§ Task details
Quote all of the lines of data below word for word, without the pictures.

(Lines of data)
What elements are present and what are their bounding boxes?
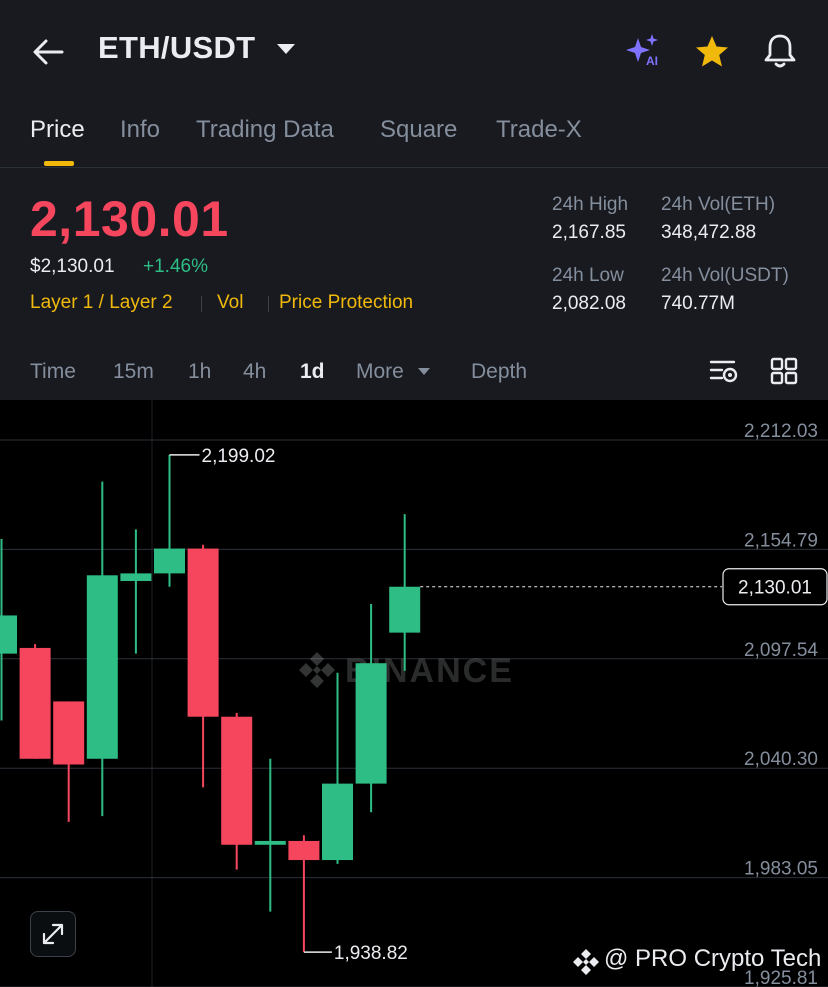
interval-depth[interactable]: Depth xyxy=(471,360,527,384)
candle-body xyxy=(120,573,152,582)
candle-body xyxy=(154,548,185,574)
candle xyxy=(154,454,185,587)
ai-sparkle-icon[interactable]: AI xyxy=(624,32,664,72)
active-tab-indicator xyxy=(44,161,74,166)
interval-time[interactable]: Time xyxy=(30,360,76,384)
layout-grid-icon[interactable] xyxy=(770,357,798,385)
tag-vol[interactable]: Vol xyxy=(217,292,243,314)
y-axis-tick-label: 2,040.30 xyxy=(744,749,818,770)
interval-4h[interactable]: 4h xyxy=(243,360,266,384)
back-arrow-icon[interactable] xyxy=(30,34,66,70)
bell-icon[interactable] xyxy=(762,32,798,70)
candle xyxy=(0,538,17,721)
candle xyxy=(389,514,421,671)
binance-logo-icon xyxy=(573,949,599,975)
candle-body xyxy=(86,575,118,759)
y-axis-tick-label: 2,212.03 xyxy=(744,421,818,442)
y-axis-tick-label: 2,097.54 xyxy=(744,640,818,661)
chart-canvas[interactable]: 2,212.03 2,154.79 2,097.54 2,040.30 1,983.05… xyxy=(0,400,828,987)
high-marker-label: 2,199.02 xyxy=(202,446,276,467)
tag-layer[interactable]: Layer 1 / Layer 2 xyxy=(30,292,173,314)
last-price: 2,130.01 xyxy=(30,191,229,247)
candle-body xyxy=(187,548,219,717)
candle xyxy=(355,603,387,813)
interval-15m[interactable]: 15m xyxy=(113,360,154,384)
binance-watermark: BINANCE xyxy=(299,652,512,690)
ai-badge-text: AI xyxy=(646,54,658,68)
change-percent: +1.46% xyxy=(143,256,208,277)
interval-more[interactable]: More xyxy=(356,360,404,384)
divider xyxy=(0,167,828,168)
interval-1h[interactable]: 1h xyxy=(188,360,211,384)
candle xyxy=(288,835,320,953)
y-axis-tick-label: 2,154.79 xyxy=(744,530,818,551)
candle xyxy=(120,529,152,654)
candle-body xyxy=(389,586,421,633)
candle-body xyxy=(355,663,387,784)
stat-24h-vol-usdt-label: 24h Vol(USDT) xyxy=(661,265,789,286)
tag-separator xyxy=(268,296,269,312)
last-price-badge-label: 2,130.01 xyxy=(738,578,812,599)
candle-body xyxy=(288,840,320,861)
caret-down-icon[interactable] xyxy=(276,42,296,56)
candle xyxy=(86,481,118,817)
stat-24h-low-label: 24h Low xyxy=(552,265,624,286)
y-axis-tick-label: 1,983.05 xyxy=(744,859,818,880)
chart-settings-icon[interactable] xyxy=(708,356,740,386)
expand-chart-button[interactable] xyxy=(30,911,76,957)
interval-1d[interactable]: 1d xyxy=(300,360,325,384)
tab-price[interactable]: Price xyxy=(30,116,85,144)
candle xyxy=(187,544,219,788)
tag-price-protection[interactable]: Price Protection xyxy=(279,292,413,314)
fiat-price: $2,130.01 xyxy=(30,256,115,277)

§ Problem solution
What elements are present and what are their bounding boxes?
interval-depth[interactable]: Depth xyxy=(471,360,527,384)
candle-body xyxy=(120,573,152,582)
candle-body xyxy=(154,548,185,574)
candle xyxy=(154,454,185,587)
ai-sparkle-icon[interactable]: AI xyxy=(624,32,664,72)
active-tab-indicator xyxy=(44,161,74,166)
interval-time[interactable]: Time xyxy=(30,360,76,384)
layout-grid-icon[interactable] xyxy=(770,357,798,385)
tag-vol[interactable]: Vol xyxy=(217,292,243,314)
y-axis-tick-label: 2,040.30 xyxy=(744,749,818,770)
interval-4h[interactable]: 4h xyxy=(243,360,266,384)
back-arrow-icon[interactable] xyxy=(30,34,66,70)
bell-icon[interactable] xyxy=(762,32,798,70)
candle xyxy=(0,538,17,721)
candle xyxy=(389,514,421,671)
binance-logo-icon xyxy=(573,949,599,975)
candle-body xyxy=(86,575,118,759)
y-axis-tick-label: 2,212.03 xyxy=(744,421,818,442)
y-axis-tick-label: 2,097.54 xyxy=(744,640,818,661)
chart-canvas[interactable]: 2,212.03 2,154.79 2,097.54 2,040.30 1,983.05… xyxy=(0,400,828,987)
high-marker-label: 2,199.02 xyxy=(202,446,276,467)
tag-layer[interactable]: Layer 1 / Layer 2 xyxy=(30,292,173,314)
last-price: 2,130.01 xyxy=(30,191,229,247)
candle-body xyxy=(187,548,219,717)
candle xyxy=(355,603,387,813)
interval-15m[interactable]: 15m xyxy=(113,360,154,384)
binance-watermark: BINANCE xyxy=(299,652,512,690)
ai-badge-text: AI xyxy=(646,54,658,68)
change-percent: +1.46% xyxy=(143,256,208,277)
interval-more[interactable]: More xyxy=(356,360,404,384)
divider xyxy=(0,167,828,168)
interval-1h[interactable]: 1h xyxy=(188,360,211,384)
candle xyxy=(288,835,320,953)
y-axis-tick-label: 2,154.79 xyxy=(744,530,818,551)
candle xyxy=(120,529,152,654)
candle-body xyxy=(389,586,421,633)
candle-body xyxy=(355,663,387,784)
stat-24h-vol-usdt-label: 24h Vol(USDT) xyxy=(661,265,789,286)
tag-separator xyxy=(268,296,269,312)
last-price-badge-label: 2,130.01 xyxy=(738,578,812,599)
candle-body xyxy=(288,840,320,861)
caret-down-icon[interactable] xyxy=(276,42,296,56)
candle xyxy=(86,481,118,817)
stat-24h-low-label: 24h Low xyxy=(552,265,624,286)
y-axis-tick-label: 1,983.05 xyxy=(744,859,818,880)
chart-settings-icon[interactable] xyxy=(708,356,740,386)
expand-chart-button[interactable] xyxy=(30,911,76,957)
interval-1d[interactable]: 1d xyxy=(300,360,325,384)
tab-price[interactable]: Price xyxy=(30,116,85,144)
candle xyxy=(187,544,219,788)
tag-price-protection[interactable]: Price Protection xyxy=(279,292,413,314)
fiat-price: $2,130.01 xyxy=(30,256,115,277)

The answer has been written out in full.